§ Set problem:
The data below needs to be returned exactly, line for line.

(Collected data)
-- Begin --
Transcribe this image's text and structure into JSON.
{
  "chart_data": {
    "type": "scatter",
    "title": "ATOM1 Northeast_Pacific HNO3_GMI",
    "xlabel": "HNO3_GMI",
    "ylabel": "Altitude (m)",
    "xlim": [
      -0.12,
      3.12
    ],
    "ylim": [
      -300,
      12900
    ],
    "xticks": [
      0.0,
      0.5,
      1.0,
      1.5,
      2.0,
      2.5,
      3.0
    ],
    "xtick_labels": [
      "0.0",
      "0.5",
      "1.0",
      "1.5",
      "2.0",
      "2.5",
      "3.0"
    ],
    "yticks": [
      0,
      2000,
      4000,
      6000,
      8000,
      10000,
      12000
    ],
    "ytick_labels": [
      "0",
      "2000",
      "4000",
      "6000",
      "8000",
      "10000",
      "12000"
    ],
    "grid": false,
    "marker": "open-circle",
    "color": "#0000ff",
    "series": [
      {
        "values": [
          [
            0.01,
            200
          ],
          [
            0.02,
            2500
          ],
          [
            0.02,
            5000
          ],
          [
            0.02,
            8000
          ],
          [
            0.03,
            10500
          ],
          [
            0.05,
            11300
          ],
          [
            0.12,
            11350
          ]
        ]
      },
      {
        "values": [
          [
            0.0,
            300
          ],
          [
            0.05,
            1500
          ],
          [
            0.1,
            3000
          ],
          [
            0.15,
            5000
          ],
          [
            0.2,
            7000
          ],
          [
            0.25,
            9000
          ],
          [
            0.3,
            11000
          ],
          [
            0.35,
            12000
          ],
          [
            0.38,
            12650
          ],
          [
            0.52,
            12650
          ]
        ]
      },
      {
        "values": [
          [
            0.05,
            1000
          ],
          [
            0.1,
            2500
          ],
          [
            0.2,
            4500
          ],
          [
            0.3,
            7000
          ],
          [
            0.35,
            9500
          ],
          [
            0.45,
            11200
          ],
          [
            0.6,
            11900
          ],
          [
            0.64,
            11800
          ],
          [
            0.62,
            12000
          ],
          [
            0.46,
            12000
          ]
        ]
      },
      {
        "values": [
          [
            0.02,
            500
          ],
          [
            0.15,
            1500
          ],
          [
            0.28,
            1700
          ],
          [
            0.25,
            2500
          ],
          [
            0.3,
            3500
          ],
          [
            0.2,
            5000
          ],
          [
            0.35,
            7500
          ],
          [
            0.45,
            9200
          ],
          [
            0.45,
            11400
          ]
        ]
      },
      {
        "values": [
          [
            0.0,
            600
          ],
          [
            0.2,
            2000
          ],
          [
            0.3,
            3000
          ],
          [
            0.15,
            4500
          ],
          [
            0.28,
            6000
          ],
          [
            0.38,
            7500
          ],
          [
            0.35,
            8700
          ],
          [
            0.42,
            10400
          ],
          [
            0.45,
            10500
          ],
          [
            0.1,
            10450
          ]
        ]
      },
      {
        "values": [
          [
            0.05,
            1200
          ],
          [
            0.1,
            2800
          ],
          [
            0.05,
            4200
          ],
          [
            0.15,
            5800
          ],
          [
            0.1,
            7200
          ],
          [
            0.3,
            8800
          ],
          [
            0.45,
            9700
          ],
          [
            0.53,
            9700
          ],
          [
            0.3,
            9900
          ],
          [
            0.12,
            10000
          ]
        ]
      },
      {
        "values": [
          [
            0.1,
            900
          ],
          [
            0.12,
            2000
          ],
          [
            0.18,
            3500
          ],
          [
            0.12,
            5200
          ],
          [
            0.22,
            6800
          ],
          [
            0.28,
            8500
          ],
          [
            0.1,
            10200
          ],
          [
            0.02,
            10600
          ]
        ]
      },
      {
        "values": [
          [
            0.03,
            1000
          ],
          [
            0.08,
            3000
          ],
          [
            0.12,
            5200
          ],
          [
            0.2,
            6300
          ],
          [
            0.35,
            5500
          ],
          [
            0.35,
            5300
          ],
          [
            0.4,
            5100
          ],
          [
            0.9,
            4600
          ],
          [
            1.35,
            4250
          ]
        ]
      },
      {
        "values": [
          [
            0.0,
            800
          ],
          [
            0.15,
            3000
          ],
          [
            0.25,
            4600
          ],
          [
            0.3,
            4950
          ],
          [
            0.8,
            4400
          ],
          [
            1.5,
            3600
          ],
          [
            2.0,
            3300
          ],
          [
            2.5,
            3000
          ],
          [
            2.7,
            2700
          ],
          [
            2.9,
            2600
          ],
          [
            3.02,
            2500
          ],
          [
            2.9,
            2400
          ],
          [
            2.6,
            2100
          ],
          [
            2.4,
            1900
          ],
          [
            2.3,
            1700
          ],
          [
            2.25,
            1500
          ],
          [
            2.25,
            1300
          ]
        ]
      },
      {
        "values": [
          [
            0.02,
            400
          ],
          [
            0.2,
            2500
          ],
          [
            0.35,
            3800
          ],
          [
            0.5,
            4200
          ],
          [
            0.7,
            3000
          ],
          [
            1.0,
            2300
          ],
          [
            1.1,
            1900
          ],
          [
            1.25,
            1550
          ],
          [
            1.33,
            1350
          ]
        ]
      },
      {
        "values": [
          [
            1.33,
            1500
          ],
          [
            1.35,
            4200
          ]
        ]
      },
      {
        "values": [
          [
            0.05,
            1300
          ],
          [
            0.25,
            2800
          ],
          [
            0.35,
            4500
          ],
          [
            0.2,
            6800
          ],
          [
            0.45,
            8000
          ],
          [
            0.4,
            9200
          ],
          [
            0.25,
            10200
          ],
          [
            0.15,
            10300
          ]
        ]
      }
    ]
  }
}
-- End --
§ Finished task:
Transcribe this image's text and structure into JSON.
{
  "chart_data": {
    "type": "scatter",
    "title": "ATOM1 Northeast_Pacific HNO3_GMI",
    "xlabel": "HNO3_GMI",
    "ylabel": "Altitude (m)",
    "xlim": [
      -0.12,
      3.12
    ],
    "ylim": [
      -300,
      12900
    ],
    "xticks": [
      0.0,
      0.5,
      1.0,
      1.5,
      2.0,
      2.5,
      3.0
    ],
    "xtick_labels": [
      "0.0",
      "0.5",
      "1.0",
      "1.5",
      "2.0",
      "2.5",
      "3.0"
    ],
    "yticks": [
      0,
      2000,
      4000,
      6000,
      8000,
      10000,
      12000
    ],
    "ytick_labels": [
      "0",
      "2000",
      "4000",
      "6000",
      "8000",
      "10000",
      "12000"
    ],
    "grid": false,
    "marker": "open-circle",
    "color": "#0000ff",
    "series": [
      {
        "values": [
          [
            0.01,
            200
          ],
          [
            0.02,
            2500
          ],
          [
            0.02,
            5000
          ],
          [
            0.02,
            8000
          ],
          [
            0.03,
            10500
          ],
          [
            0.05,
            11300
          ],
          [
            0.12,
            11350
          ]
        ]
      },
      {
        "values": [
          [
            0.0,
            300
          ],
          [
            0.05,
            1500
          ],
          [
            0.1,
            3000
          ],
          [
            0.15,
            5000
          ],
          [
            0.2,
            7000
          ],
          [
            0.25,
            9000
          ],
          [
            0.3,
            11000
          ],
          [
            0.35,
            12000
          ],
          [
            0.38,
            12650
          ],
          [
            0.52,
            12650
          ]
        ]
      },
      {
        "values": [
          [
            0.05,
            1000
          ],
          [
            0.1,
            2500
          ],
          [
            0.2,
            4500
          ],
          [
            0.3,
            7000
          ],
          [
            0.35,
            9500
          ],
          [
            0.45,
            11200
          ],
          [
            0.6,
            11900
          ],
          [
            0.64,
            11800
          ],
          [
            0.62,
            12000
          ],
          [
            0.46,
            12000
          ]
        ]
      },
      {
        "values": [
          [
            0.02,
            500
          ],
          [
            0.15,
            1500
          ],
          [
            0.28,
            1700
          ],
          [
            0.25,
            2500
          ],
          [
            0.3,
            3500
          ],
          [
            0.2,
            5000
          ],
          [
            0.35,
            7500
          ],
          [
            0.45,
            9200
          ],
          [
            0.45,
            11400
          ]
        ]
      },
      {
        "values": [
          [
            0.0,
            600
          ],
          [
            0.2,
            2000
          ],
          [
            0.3,
            3000
          ],
          [
            0.15,
            4500
          ],
          [
            0.28,
            6000
          ],
          [
            0.38,
            7500
          ],
          [
            0.35,
            8700
          ],
          [
            0.42,
            10400
          ],
          [
            0.45,
            10500
          ],
          [
            0.1,
            10450
          ]
        ]
      },
      {
        "values": [
          [
            0.05,
            1200
          ],
          [
            0.1,
            2800
          ],
          [
            0.05,
            4200
          ],
          [
            0.15,
            5800
          ],
          [
            0.1,
            7200
          ],
          [
            0.3,
            8800
          ],
          [
            0.45,
            9700
          ],
          [
            0.53,
            9700
          ],
          [
            0.3,
            9900
          ],
          [
            0.12,
            10000
          ]
        ]
      },
      {
        "values": [
          [
            0.1,
            900
          ],
          [
            0.12,
            2000
          ],
          [
            0.18,
            3500
          ],
          [
            0.12,
            5200
          ],
          [
            0.22,
            6800
          ],
          [
            0.28,
            8500
          ],
          [
            0.1,
            10200
          ],
          [
            0.02,
            10600
          ]
        ]
      },
      {
        "values": [
          [
            0.03,
            1000
          ],
          [
            0.08,
            3000
          ],
          [
            0.12,
            5200
          ],
          [
            0.2,
            6300
          ],
          [
            0.35,
            5500
          ],
          [
            0.35,
            5300
          ],
          [
            0.4,
            5100
          ],
          [
            0.9,
            4600
          ],
          [
            1.35,
            4250
          ]
        ]
      },
      {
        "values": [
          [
            0.0,
            800
          ],
          [
            0.15,
            3000
          ],
          [
            0.25,
            4600
          ],
          [
            0.3,
            4950
          ],
          [
            0.8,
            4400
          ],
          [
            1.5,
            3600
          ],
          [
            2.0,
            3300
          ],
          [
            2.5,
            3000
          ],
          [
            2.7,
            2700
          ],
          [
            2.9,
            2600
          ],
          [
            3.02,
            2500
          ],
          [
            2.9,
            2400
          ],
          [
            2.6,
            2100
          ],
          [
            2.4,
            1900
          ],
          [
            2.3,
            1700
          ],
          [
            2.25,
            1500
          ],
          [
            2.25,
            1300
          ]
        ]
      },
      {
        "values": [
          [
            0.02,
            400
          ],
          [
            0.2,
            2500
          ],
          [
            0.35,
            3800
          ],
          [
            0.5,
            4200
          ],
          [
            0.7,
            3000
          ],
          [
            1.0,
            2300
          ],
          [
            1.1,
            1900
          ],
          [
            1.25,
            1550
          ],
          [
            1.33,
            1350
          ]
        ]
      },
      {
        "values": [
          [
            1.33,
            1500
          ],
          [
            1.35,
            4200
          ]
        ]
      },
      {
        "values": [
          [
            0.05,
            1300
          ],
          [
            0.25,
            2800
          ],
          [
            0.35,
            4500
          ],
          [
            0.2,
            6800
          ],
          [
            0.45,
            8000
          ],
          [
            0.4,
            9200
          ],
          [
            0.25,
            10200
          ],
          [
            0.15,
            10300
          ]
        ]
      }
    ]
  }
}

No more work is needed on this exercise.